Supplied entries:
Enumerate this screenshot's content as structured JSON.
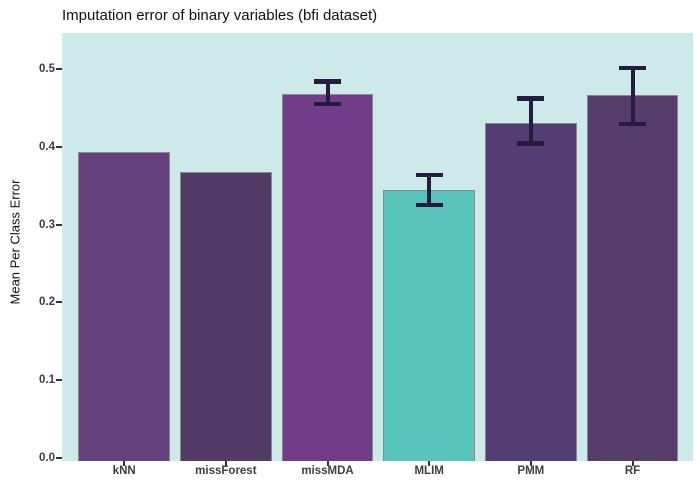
{
  "chart_data": {
    "type": "bar",
    "title": "Imputation error of binary variables (bfi dataset)",
    "xlabel": "",
    "ylabel": "Mean Per Class Error",
    "categories": [
      "kNN",
      "missForest",
      "missMDA",
      "MLIM",
      "PMM",
      "RF"
    ],
    "values": [
      0.393,
      0.368,
      0.468,
      0.344,
      0.431,
      0.466
    ],
    "error_bars": [
      null,
      null,
      {
        "low": 0.455,
        "high": 0.484
      },
      {
        "low": 0.325,
        "high": 0.364
      },
      {
        "low": 0.404,
        "high": 0.462
      },
      {
        "low": 0.429,
        "high": 0.501
      }
    ],
    "y_ticks": [
      0.0,
      0.1,
      0.2,
      0.3,
      0.4,
      0.5
    ],
    "y_tick_labels": [
      "0.0",
      "0.1",
      "0.2",
      "0.3",
      "0.4",
      "0.5"
    ],
    "ylim": [
      0,
      0.55
    ],
    "grid": false,
    "legend_position": "none",
    "colors": {
      "panel_background": "#cee9e9",
      "bar_fills": [
        "#65417e",
        "#533b68",
        "#723c8b",
        "#58c4bc",
        "#543d72",
        "#553c6b"
      ],
      "bar_border": "#8a8a8a",
      "errorbar": "#241d40",
      "axis_text": "#3d3d3d",
      "tick_mark": "#343434",
      "title_text": "#111111"
    }
  }
}
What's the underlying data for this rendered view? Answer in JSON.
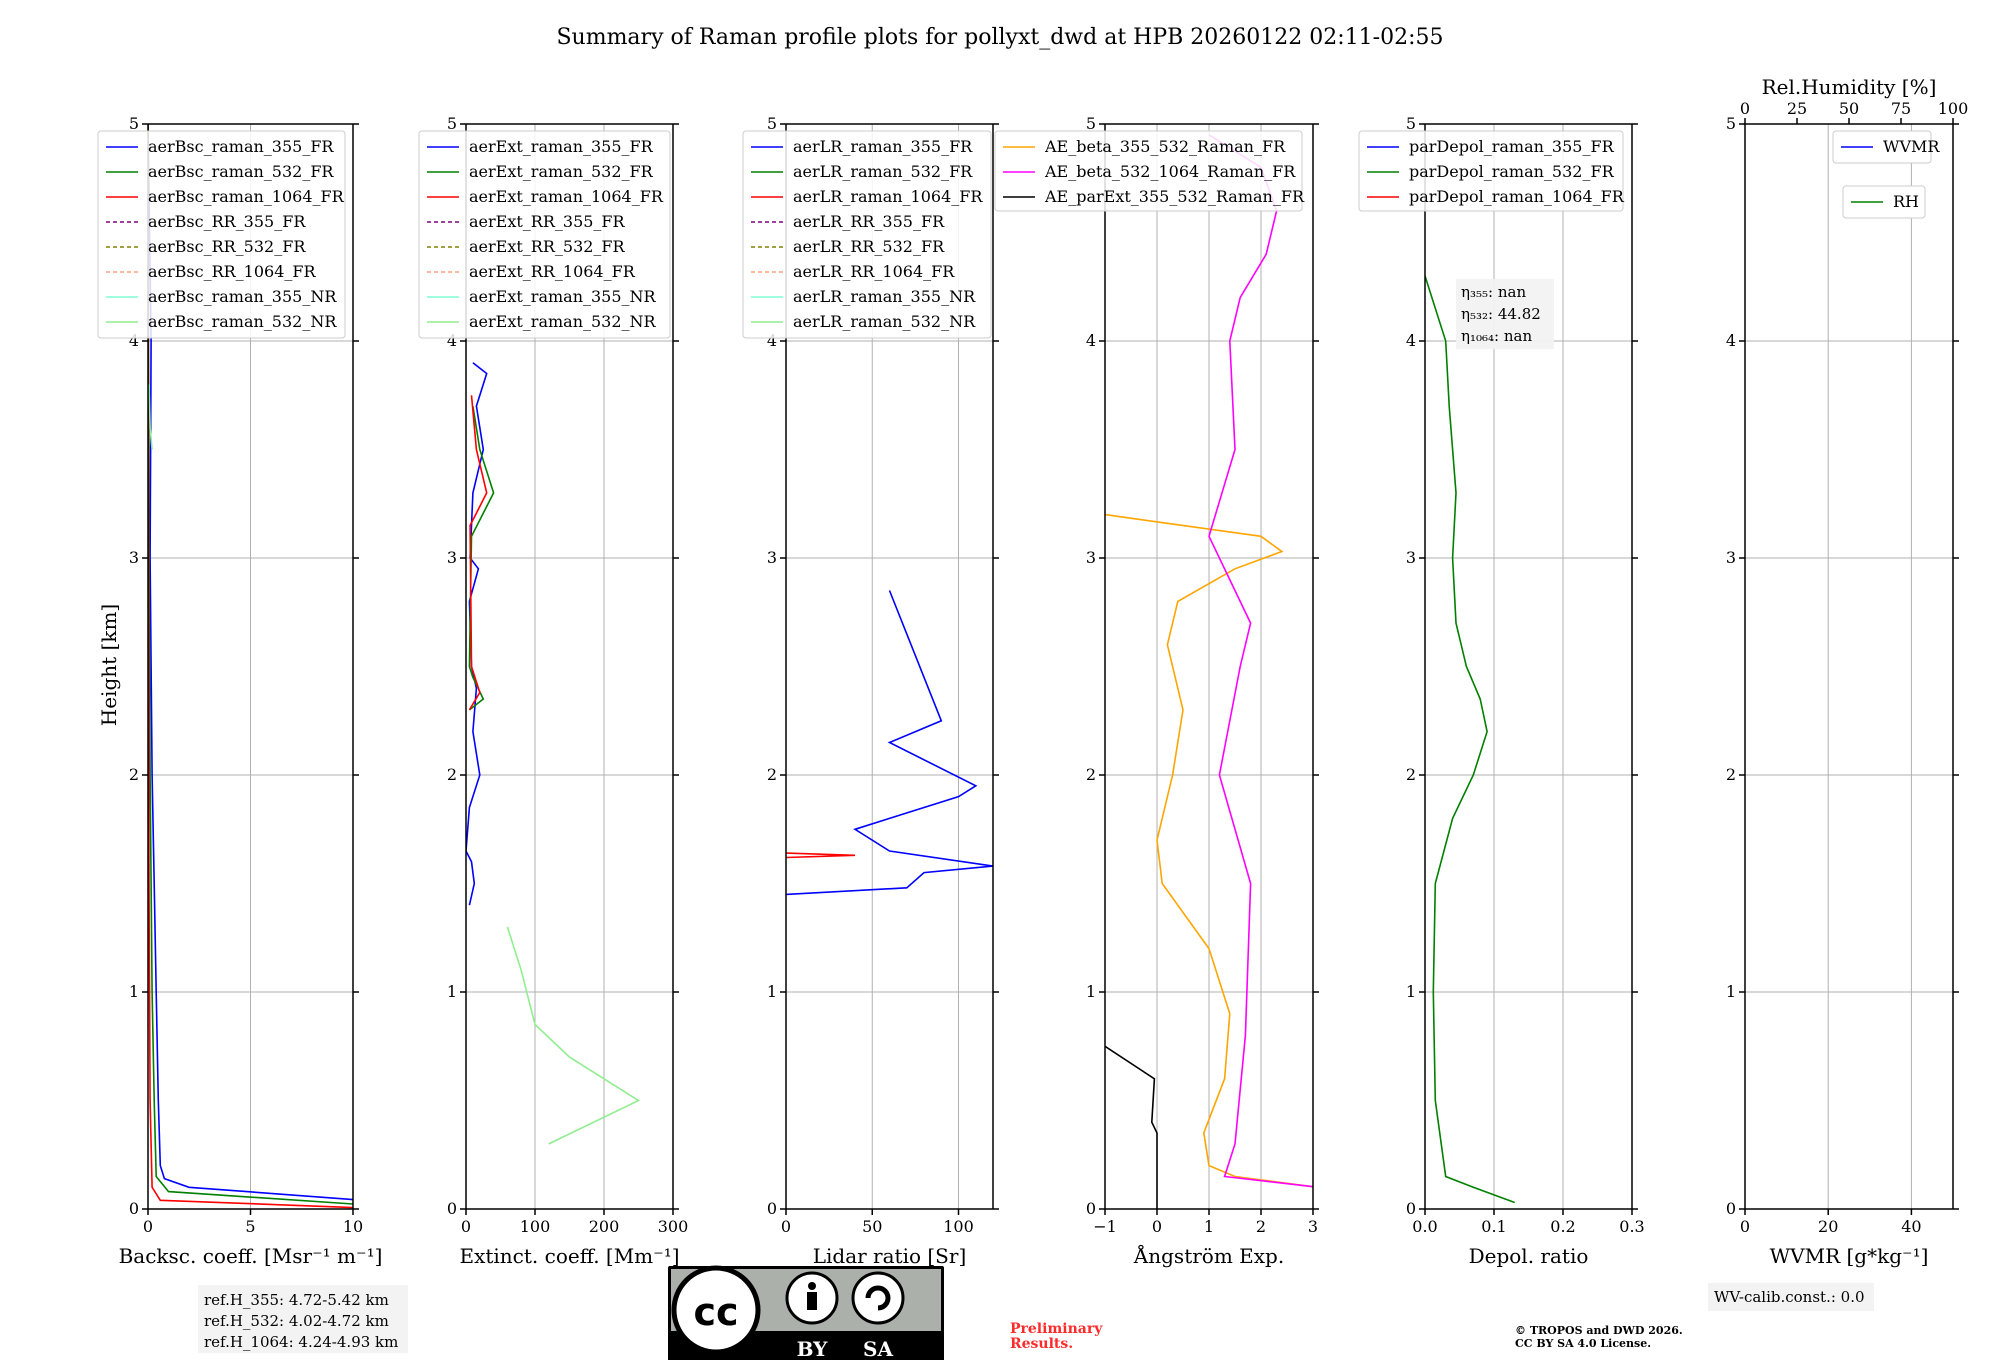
{
  "title": "Summary of Raman profile plots for pollyxt_dwd at HPB 20260122 02:11-02:55",
  "ylabel": "Height [km]",
  "y_ticks": [
    "0",
    "1",
    "2",
    "3",
    "4",
    "5"
  ],
  "chart_data": [
    {
      "type": "line",
      "name": "backscatter",
      "xlabel": "Backsc. coeff. [Msr⁻¹ m⁻¹]",
      "xlim": [
        0,
        10
      ],
      "ylim": [
        0,
        5
      ],
      "x_ticks": [
        "0",
        "5",
        "10"
      ],
      "legend": [
        "aerBsc_raman_355_FR",
        "aerBsc_raman_532_FR",
        "aerBsc_raman_1064_FR",
        "aerBsc_RR_355_FR",
        "aerBsc_RR_532_FR",
        "aerBsc_RR_1064_FR",
        "aerBsc_raman_355_NR",
        "aerBsc_raman_532_NR"
      ],
      "series": [
        {
          "name": "aerBsc_raman_355_FR",
          "color": "#0000ff",
          "points": [
            [
              10.5,
              0.04
            ],
            [
              2,
              0.1
            ],
            [
              0.8,
              0.14
            ],
            [
              0.6,
              0.2
            ],
            [
              0.5,
              0.5
            ],
            [
              0.4,
              1.0
            ],
            [
              0.3,
              1.5
            ],
            [
              0.2,
              2.0
            ],
            [
              0.1,
              3.0
            ],
            [
              0.15,
              4.0
            ],
            [
              0,
              5
            ]
          ]
        },
        {
          "name": "aerBsc_raman_532_FR",
          "color": "#008000",
          "points": [
            [
              10.5,
              0.02
            ],
            [
              1,
              0.08
            ],
            [
              0.4,
              0.15
            ],
            [
              0.3,
              0.5
            ],
            [
              0.2,
              1.0
            ],
            [
              0.1,
              2.0
            ],
            [
              0.05,
              3.0
            ],
            [
              0,
              5
            ]
          ]
        },
        {
          "name": "aerBsc_raman_1064_FR",
          "color": "#ff0000",
          "points": [
            [
              10.5,
              0.005
            ],
            [
              0.6,
              0.04
            ],
            [
              0.2,
              0.1
            ],
            [
              0.1,
              0.5
            ],
            [
              0.05,
              1.5
            ],
            [
              0.02,
              3
            ],
            [
              0,
              5
            ]
          ]
        },
        {
          "name": "aerBsc_raman_532_NR",
          "color": "#90ee90",
          "points": [
            [
              0.2,
              3.5
            ],
            [
              0.1,
              3.6
            ],
            [
              0.05,
              3.8
            ]
          ]
        }
      ],
      "annotation": [
        "ref.H_355: 4.72-5.42 km",
        "ref.H_532: 4.02-4.72 km",
        "ref.H_1064: 4.24-4.93 km"
      ]
    },
    {
      "type": "line",
      "name": "extinction",
      "xlabel": "Extinct. coeff. [Mm⁻¹]",
      "xlim": [
        0,
        300
      ],
      "ylim": [
        0,
        5
      ],
      "x_ticks": [
        "0",
        "100",
        "200",
        "300"
      ],
      "legend": [
        "aerExt_raman_355_FR",
        "aerExt_raman_532_FR",
        "aerExt_raman_1064_FR",
        "aerExt_RR_355_FR",
        "aerExt_RR_532_FR",
        "aerExt_RR_1064_FR",
        "aerExt_raman_355_NR",
        "aerExt_raman_532_NR"
      ],
      "series": [
        {
          "name": "aerExt_raman_355_FR",
          "color": "#0000ff",
          "points": [
            [
              5,
              1.4
            ],
            [
              12,
              1.5
            ],
            [
              8,
              1.6
            ],
            [
              0,
              1.65
            ],
            [
              5,
              1.85
            ],
            [
              20,
              2.0
            ],
            [
              10,
              2.2
            ],
            [
              15,
              2.4
            ],
            [
              8,
              2.5
            ],
            [
              5,
              2.8
            ],
            [
              18,
              2.95
            ],
            [
              6,
              3.0
            ],
            [
              10,
              3.3
            ],
            [
              25,
              3.5
            ],
            [
              15,
              3.7
            ],
            [
              30,
              3.85
            ],
            [
              10,
              3.9
            ]
          ]
        },
        {
          "name": "aerExt_raman_532_FR",
          "color": "#008000",
          "points": [
            [
              5,
              2.3
            ],
            [
              25,
              2.35
            ],
            [
              10,
              2.45
            ],
            [
              5,
              2.5
            ],
            [
              8,
              3.1
            ],
            [
              40,
              3.3
            ],
            [
              20,
              3.5
            ],
            [
              10,
              3.7
            ]
          ]
        },
        {
          "name": "aerExt_raman_1064_FR",
          "color": "#ff0000",
          "points": [
            [
              5,
              2.3
            ],
            [
              20,
              2.38
            ],
            [
              8,
              2.5
            ],
            [
              6,
              3.15
            ],
            [
              30,
              3.3
            ],
            [
              15,
              3.5
            ],
            [
              8,
              3.75
            ]
          ]
        },
        {
          "name": "aerExt_raman_532_NR",
          "color": "#90ee90",
          "points": [
            [
              120,
              0.3
            ],
            [
              250,
              0.5
            ],
            [
              150,
              0.7
            ],
            [
              100,
              0.85
            ],
            [
              80,
              1.1
            ],
            [
              60,
              1.3
            ]
          ]
        }
      ]
    },
    {
      "type": "line",
      "name": "lidar_ratio",
      "xlabel": "Lidar ratio [Sr]",
      "xlim": [
        0,
        120
      ],
      "ylim": [
        0,
        5
      ],
      "x_ticks": [
        "0",
        "50",
        "100"
      ],
      "legend": [
        "aerLR_raman_355_FR",
        "aerLR_raman_532_FR",
        "aerLR_raman_1064_FR",
        "aerLR_RR_355_FR",
        "aerLR_RR_532_FR",
        "aerLR_RR_1064_FR",
        "aerLR_raman_355_NR",
        "aerLR_raman_532_NR"
      ],
      "series": [
        {
          "name": "aerLR_raman_355_FR",
          "color": "#0000ff",
          "points": [
            [
              0,
              1.45
            ],
            [
              70,
              1.48
            ],
            [
              80,
              1.55
            ],
            [
              120,
              1.58
            ],
            [
              60,
              1.65
            ],
            [
              40,
              1.75
            ],
            [
              60,
              1.8
            ],
            [
              100,
              1.9
            ],
            [
              110,
              1.95
            ],
            [
              60,
              2.15
            ],
            [
              90,
              2.25
            ],
            [
              60,
              2.85
            ]
          ]
        },
        {
          "name": "aerLR_raman_1064_FR",
          "color": "#ff0000",
          "points": [
            [
              0,
              1.62
            ],
            [
              40,
              1.63
            ],
            [
              0,
              1.64
            ]
          ]
        }
      ]
    },
    {
      "type": "line",
      "name": "angstrom",
      "xlabel": "Ångström Exp.",
      "xlim": [
        -1,
        3
      ],
      "ylim": [
        0,
        5
      ],
      "x_ticks": [
        "−1",
        "0",
        "1",
        "2",
        "3"
      ],
      "legend": [
        "AE_beta_355_532_Raman_FR",
        "AE_beta_532_1064_Raman_FR",
        "AE_parExt_355_532_Raman_FR"
      ],
      "series": [
        {
          "name": "AE_beta_355_532_Raman_FR",
          "color": "#ffa500",
          "points": [
            [
              3.1,
              0.1
            ],
            [
              1.5,
              0.15
            ],
            [
              1.0,
              0.2
            ],
            [
              0.9,
              0.35
            ],
            [
              1.3,
              0.6
            ],
            [
              1.4,
              0.9
            ],
            [
              1.0,
              1.2
            ],
            [
              0.1,
              1.5
            ],
            [
              0.0,
              1.7
            ],
            [
              0.3,
              2.0
            ],
            [
              0.5,
              2.3
            ],
            [
              0.2,
              2.6
            ],
            [
              0.4,
              2.8
            ],
            [
              1.5,
              2.95
            ],
            [
              2.4,
              3.03
            ],
            [
              2.0,
              3.1
            ],
            [
              -1,
              3.2
            ]
          ]
        },
        {
          "name": "AE_beta_532_1064_Raman_FR",
          "color": "#ff00ff",
          "points": [
            [
              3.1,
              0.1
            ],
            [
              1.3,
              0.15
            ],
            [
              1.5,
              0.3
            ],
            [
              1.7,
              0.8
            ],
            [
              1.8,
              1.5
            ],
            [
              1.2,
              2.0
            ],
            [
              1.6,
              2.5
            ],
            [
              1.8,
              2.7
            ],
            [
              1.0,
              3.1
            ],
            [
              1.5,
              3.5
            ],
            [
              1.4,
              4.0
            ],
            [
              1.6,
              4.2
            ],
            [
              2.1,
              4.4
            ],
            [
              2.3,
              4.6
            ],
            [
              2.0,
              4.8
            ],
            [
              1.0,
              4.95
            ]
          ]
        },
        {
          "name": "AE_parExt_355_532_Raman_FR",
          "color": "#000000",
          "points": [
            [
              0,
              0
            ],
            [
              0,
              0.35
            ],
            [
              -0.1,
              0.4
            ],
            [
              -0.05,
              0.6
            ],
            [
              -1,
              0.75
            ]
          ]
        }
      ]
    },
    {
      "type": "line",
      "name": "depolarization",
      "xlabel": "Depol. ratio",
      "xlim": [
        0,
        0.3
      ],
      "ylim": [
        0,
        5
      ],
      "x_ticks": [
        "0.0",
        "0.1",
        "0.2",
        "0.3"
      ],
      "legend": [
        "parDepol_raman_355_FR",
        "parDepol_raman_532_FR",
        "parDepol_raman_1064_FR"
      ],
      "series": [
        {
          "name": "parDepol_raman_532_FR",
          "color": "#008000",
          "points": [
            [
              0.13,
              0.03
            ],
            [
              0.07,
              0.1
            ],
            [
              0.03,
              0.15
            ],
            [
              0.015,
              0.5
            ],
            [
              0.012,
              1.0
            ],
            [
              0.015,
              1.5
            ],
            [
              0.04,
              1.8
            ],
            [
              0.07,
              2.0
            ],
            [
              0.09,
              2.2
            ],
            [
              0.08,
              2.35
            ],
            [
              0.06,
              2.5
            ],
            [
              0.045,
              2.7
            ],
            [
              0.04,
              3.0
            ],
            [
              0.045,
              3.3
            ],
            [
              0.035,
              3.7
            ],
            [
              0.03,
              4.0
            ],
            [
              0.0,
              4.3
            ]
          ]
        }
      ],
      "annotation": [
        "η₃₅₅: nan",
        "η₅₃₂: 44.82",
        "η₁₀₆₄: nan"
      ]
    },
    {
      "type": "line",
      "name": "water_vapor",
      "xlabel": "WVMR [g*kg⁻¹]",
      "xlim": [
        0,
        50
      ],
      "ylim": [
        0,
        5
      ],
      "x_ticks": [
        "0",
        "20",
        "40"
      ],
      "top_xlabel": "Rel.Humidity [%]",
      "top_x_ticks": [
        "0",
        "25",
        "50",
        "75",
        "100"
      ],
      "legend": [
        "WVMR",
        "RH"
      ],
      "series": [],
      "annotation": [
        "WV-calib.const.: 0.0"
      ]
    }
  ],
  "footer": {
    "license_badge": [
      "BY",
      "SA"
    ],
    "preliminary": [
      "Preliminary",
      "Results."
    ],
    "copyright": [
      "© TROPOS and DWD 2026.",
      "CC BY SA 4.0 License."
    ]
  }
}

Objective: Give the count of lines holding the word "this" and nothing more.

Task result: 2